▶ _Work request_: Using the data below, gather each line that includes the word "screenshot".

Dataset entries:
Segment Open

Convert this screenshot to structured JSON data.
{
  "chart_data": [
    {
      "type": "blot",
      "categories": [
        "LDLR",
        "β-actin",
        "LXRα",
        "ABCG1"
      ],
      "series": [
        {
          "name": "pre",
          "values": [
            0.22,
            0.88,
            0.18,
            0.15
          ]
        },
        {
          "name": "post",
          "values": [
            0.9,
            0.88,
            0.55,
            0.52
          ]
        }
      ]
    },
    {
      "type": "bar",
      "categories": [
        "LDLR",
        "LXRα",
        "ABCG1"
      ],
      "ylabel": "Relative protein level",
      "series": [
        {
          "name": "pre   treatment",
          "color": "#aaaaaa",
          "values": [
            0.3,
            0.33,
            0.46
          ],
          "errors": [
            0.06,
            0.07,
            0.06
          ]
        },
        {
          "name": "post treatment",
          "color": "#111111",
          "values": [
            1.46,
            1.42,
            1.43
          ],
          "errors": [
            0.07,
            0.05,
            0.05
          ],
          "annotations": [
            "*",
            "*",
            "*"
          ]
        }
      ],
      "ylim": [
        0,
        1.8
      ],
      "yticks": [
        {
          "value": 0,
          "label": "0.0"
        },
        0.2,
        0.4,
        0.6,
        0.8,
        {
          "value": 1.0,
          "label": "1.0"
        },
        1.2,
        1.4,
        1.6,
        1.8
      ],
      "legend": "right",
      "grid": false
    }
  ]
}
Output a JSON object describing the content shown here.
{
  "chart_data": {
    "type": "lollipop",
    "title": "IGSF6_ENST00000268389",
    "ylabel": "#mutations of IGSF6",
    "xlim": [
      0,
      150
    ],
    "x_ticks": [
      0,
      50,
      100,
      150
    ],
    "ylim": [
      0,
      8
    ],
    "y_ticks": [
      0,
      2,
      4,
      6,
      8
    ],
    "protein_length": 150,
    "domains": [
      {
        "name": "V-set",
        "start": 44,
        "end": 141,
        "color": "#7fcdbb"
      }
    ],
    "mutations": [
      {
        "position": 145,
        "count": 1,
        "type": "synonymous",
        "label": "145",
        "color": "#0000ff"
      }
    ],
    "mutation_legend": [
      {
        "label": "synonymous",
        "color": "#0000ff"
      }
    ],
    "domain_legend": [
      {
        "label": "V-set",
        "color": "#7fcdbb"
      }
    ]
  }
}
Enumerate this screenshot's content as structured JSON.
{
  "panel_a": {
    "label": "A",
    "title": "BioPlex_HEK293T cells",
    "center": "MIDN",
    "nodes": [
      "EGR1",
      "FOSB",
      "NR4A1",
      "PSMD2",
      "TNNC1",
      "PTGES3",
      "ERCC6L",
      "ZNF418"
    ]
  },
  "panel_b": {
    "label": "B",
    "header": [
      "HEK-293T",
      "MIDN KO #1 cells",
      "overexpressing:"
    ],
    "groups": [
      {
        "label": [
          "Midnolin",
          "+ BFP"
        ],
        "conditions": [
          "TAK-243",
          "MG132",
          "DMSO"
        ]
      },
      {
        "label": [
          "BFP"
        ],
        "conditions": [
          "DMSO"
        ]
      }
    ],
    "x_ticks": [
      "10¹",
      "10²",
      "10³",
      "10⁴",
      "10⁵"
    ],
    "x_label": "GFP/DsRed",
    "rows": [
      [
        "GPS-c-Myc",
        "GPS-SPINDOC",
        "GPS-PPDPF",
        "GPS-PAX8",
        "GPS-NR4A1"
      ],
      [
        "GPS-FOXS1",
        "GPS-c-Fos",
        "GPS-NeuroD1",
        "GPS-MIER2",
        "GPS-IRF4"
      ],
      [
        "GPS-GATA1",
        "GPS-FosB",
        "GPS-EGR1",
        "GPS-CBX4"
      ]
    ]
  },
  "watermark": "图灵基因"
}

Segment Closed

▶ _Output below_:
Convert this screenshot to structured JSON data.
Enumerate this screenshot's content as structured JSON.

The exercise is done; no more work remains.